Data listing
···
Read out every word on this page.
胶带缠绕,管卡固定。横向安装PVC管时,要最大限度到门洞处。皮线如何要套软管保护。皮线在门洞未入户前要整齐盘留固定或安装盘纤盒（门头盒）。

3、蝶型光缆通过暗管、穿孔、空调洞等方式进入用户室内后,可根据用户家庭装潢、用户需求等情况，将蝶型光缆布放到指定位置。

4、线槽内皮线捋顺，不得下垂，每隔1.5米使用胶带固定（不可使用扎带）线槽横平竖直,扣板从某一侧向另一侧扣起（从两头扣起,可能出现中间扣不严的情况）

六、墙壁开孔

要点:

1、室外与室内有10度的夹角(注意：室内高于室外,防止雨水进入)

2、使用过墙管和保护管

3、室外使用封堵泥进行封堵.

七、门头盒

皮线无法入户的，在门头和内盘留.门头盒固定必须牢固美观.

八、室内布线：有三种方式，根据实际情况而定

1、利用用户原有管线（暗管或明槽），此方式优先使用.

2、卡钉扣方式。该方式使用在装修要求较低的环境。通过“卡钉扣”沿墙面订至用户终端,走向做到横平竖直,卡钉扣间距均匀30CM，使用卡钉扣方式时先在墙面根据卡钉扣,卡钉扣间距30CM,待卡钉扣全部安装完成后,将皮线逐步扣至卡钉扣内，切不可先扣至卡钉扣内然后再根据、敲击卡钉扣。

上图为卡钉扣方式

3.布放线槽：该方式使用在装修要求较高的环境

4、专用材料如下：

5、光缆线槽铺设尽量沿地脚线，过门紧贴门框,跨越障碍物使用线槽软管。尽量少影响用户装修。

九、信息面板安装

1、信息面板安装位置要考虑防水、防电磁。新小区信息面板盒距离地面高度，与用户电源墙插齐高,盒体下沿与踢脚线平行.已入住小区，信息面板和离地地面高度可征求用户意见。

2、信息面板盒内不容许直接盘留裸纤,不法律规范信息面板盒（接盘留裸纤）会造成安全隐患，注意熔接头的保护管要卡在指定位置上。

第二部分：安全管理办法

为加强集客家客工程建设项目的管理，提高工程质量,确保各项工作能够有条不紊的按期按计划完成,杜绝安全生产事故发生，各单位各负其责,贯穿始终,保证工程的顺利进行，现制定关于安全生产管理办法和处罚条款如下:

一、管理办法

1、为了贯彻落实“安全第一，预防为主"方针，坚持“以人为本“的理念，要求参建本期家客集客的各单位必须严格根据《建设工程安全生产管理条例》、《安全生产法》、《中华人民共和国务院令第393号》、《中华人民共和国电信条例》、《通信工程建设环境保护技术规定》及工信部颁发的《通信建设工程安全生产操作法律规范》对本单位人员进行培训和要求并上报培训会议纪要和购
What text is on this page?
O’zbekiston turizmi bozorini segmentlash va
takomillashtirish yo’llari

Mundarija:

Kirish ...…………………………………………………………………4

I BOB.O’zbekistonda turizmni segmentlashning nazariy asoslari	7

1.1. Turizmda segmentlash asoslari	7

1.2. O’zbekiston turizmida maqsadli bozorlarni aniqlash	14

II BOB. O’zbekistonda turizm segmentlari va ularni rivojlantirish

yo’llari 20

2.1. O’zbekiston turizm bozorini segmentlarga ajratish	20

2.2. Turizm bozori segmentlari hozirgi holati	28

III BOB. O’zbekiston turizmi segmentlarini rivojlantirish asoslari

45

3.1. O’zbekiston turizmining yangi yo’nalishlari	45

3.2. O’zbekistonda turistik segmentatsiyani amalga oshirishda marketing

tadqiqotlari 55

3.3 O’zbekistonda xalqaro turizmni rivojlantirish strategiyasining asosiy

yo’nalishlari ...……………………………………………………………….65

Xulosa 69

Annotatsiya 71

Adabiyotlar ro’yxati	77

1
···
◆ EXERCISE INSTRUCTIONS ◆
All records above must be set down exactly, please.

◆ WRITTEN REPLY ◆
Read out every word on this page.
胶带缠绕,管卡固定。横向安装PVC管时,要最大限度到门洞处。皮线如何要套软管保护。皮线在门洞未入户前要整齐盘留固定或安装盘纤盒（门头盒）。

3、蝶型光缆通过暗管、穿孔、空调洞等方式进入用户室内后,可根据用户家庭装潢、用户需求等情况，将蝶型光缆布放到指定位置。

4、线槽内皮线捋顺，不得下垂，每隔1.5米使用胶带固定（不可使用扎带）线槽横平竖直,扣板从某一侧向另一侧扣起（从两头扣起,可能出现中间扣不严的情况）

六、墙壁开孔

要点:

1、室外与室内有10度的夹角(注意：室内高于室外,防止雨水进入)

2、使用过墙管和保护管

3、室外使用封堵泥进行封堵.

七、门头盒

皮线无法入户的，在门头和内盘留.门头盒固定必须牢固美观.

八、室内布线：有三种方式，根据实际情况而定

1、利用用户原有管线（暗管或明槽），此方式优先使用.

2、卡钉扣方式。该方式使用在装修要求较低的环境。通过“卡钉扣”沿墙面订至用户终端,走向做到横平竖直,卡钉扣间距均匀30CM，使用卡钉扣方式时先在墙面根据卡钉扣,卡钉扣间距30CM,待卡钉扣全部安装完成后,将皮线逐步扣至卡钉扣内，切不可先扣至卡钉扣内然后再根据、敲击卡钉扣。

上图为卡钉扣方式

3.布放线槽：该方式使用在装修要求较高的环境

4、专用材料如下：

5、光缆线槽铺设尽量沿地脚线，过门紧贴门框,跨越障碍物使用线槽软管。尽量少影响用户装修。

九、信息面板安装

1、信息面板安装位置要考虑防水、防电磁。新小区信息面板盒距离地面高度，与用户电源墙插齐高,盒体下沿与踢脚线平行.已入住小区，信息面板和离地地面高度可征求用户意见。

2、信息面板盒内不容许直接盘留裸纤,不法律规范信息面板盒（接盘留裸纤）会造成安全隐患，注意熔接头的保护管要卡在指定位置上。

第二部分：安全管理办法

为加强集客家客工程建设项目的管理，提高工程质量,确保各项工作能够有条不紊的按期按计划完成,杜绝安全生产事故发生，各单位各负其责,贯穿始终,保证工程的顺利进行，现制定关于安全生产管理办法和处罚条款如下:

一、管理办法

1、为了贯彻落实“安全第一，预防为主"方针，坚持“以人为本“的理念，要求参建本期家客集客的各单位必须严格根据《建设工程安全生产管理条例》、《安全生产法》、《中华人民共和国务院令第393号》、《中华人民共和国电信条例》、《通信工程建设环境保护技术规定》及工信部颁发的《通信建设工程安全生产操作法律规范》对本单位人员进行培训和要求并上报培训会议纪要和购
What text is on this page?
O’zbekiston turizmi bozorini segmentlash va
takomillashtirish yo’llari

Mundarija:

Kirish ...…………………………………………………………………4

I BOB.O’zbekistonda turizmni segmentlashning nazariy asoslari	7

1.1. Turizmda segmentlash asoslari	7

1.2. O’zbekiston turizmida maqsadli bozorlarni aniqlash	14

II BOB. O’zbekistonda turizm segmentlari va ularni rivojlantirish

yo’llari 20

2.1. O’zbekiston turizm bozorini segmentlarga ajratish	20

2.2. Turizm bozori segmentlari hozirgi holati	28

III BOB. O’zbekiston turizmi segmentlarini rivojlantirish asoslari

45

3.1. O’zbekiston turizmining yangi yo’nalishlari	45

3.2. O’zbekistonda turistik segmentatsiyani amalga oshirishda marketing

tadqiqotlari 55

3.3 O’zbekistonda xalqaro turizmni rivojlantirish strategiyasining asosiy

yo’nalishlari ...……………………………………………………………….65

Xulosa 69

Annotatsiya 71

Adabiyotlar ro’yxati	77

1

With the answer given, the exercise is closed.